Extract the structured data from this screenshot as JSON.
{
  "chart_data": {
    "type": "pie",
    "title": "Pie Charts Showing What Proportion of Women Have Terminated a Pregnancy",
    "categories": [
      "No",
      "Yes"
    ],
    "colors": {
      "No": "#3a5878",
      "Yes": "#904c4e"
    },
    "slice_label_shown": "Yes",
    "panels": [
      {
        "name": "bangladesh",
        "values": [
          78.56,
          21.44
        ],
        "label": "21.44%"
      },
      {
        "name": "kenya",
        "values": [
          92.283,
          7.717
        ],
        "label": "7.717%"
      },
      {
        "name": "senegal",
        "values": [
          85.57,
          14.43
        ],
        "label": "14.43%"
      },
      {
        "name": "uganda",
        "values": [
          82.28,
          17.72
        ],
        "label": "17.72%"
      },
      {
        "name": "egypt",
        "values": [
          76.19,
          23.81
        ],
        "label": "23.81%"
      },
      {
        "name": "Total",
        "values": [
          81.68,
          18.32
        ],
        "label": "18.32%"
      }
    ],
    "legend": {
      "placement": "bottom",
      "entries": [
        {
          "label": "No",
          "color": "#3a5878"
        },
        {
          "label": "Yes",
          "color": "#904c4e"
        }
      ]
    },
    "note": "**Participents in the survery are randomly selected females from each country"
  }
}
...
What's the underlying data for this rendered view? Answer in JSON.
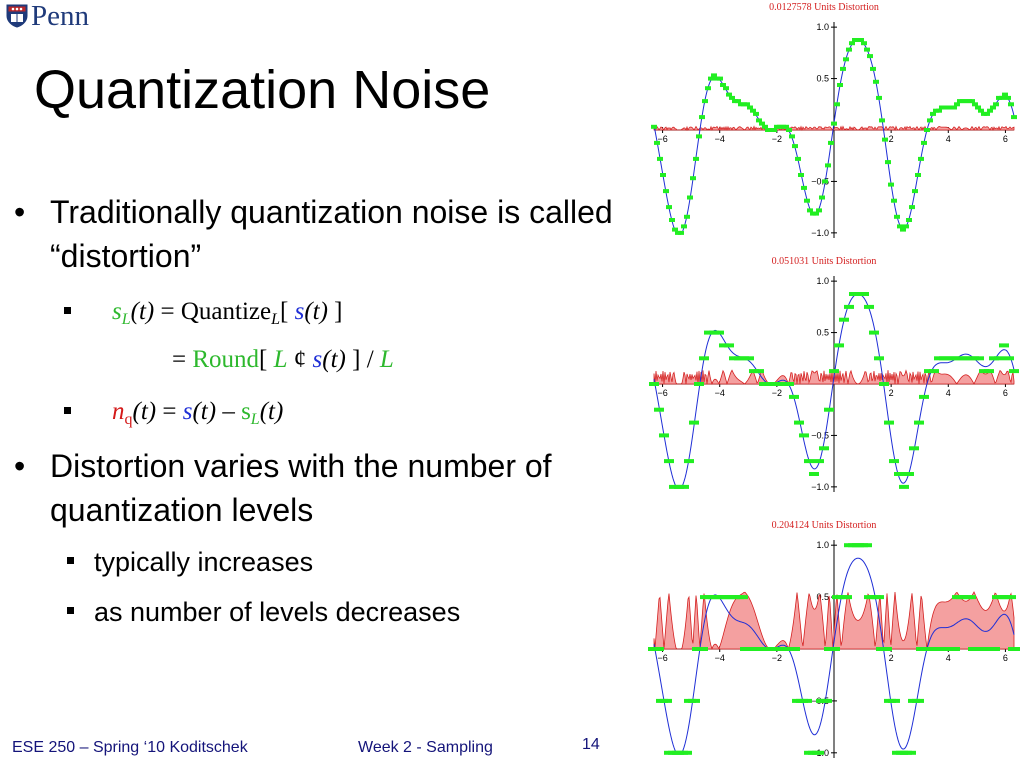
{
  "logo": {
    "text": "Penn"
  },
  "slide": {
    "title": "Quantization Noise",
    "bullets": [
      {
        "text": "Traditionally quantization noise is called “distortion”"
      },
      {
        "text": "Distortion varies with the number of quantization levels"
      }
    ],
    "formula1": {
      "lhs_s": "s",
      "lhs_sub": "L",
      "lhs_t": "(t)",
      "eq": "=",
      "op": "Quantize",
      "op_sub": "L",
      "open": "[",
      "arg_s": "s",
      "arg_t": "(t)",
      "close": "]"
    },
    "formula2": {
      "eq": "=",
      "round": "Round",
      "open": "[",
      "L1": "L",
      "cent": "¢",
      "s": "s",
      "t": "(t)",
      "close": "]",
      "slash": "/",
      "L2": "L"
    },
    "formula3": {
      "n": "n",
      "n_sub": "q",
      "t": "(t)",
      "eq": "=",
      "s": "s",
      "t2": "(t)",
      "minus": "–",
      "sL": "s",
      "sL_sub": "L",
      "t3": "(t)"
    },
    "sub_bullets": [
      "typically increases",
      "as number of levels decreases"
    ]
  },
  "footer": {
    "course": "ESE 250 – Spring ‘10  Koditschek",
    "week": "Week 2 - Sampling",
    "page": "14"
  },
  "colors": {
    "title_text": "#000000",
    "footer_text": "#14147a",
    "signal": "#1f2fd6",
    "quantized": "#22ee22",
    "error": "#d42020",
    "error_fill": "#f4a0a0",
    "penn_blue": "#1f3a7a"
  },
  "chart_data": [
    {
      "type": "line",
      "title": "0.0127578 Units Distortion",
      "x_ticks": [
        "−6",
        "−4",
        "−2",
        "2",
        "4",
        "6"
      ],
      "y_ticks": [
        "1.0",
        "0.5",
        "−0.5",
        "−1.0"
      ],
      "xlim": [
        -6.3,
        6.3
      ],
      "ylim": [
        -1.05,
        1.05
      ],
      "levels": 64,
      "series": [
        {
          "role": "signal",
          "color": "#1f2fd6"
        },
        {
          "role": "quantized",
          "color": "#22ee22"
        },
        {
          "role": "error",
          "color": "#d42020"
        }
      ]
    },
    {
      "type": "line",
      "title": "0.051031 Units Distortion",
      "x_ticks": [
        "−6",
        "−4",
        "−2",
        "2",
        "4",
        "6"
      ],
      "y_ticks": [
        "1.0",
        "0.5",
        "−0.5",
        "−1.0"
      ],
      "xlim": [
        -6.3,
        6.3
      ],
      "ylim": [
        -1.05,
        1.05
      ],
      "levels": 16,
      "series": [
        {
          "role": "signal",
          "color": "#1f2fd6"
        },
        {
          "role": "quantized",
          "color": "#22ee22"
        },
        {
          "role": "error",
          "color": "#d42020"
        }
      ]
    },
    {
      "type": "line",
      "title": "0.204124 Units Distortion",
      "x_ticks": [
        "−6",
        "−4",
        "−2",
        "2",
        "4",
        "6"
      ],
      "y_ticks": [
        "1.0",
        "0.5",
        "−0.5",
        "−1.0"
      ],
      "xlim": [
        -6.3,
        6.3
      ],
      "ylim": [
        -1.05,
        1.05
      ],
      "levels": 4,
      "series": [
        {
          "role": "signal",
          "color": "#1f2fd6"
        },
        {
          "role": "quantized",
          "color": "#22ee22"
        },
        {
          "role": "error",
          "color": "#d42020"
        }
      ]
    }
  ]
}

# [WHAT IS NEEDED]
Scan the entries above. Copy each line that has the string "number".

# [EXERCISE RESPONSE]
        "text": "Distortion varies with the number of quantization levels"
      "as number of levels decreases"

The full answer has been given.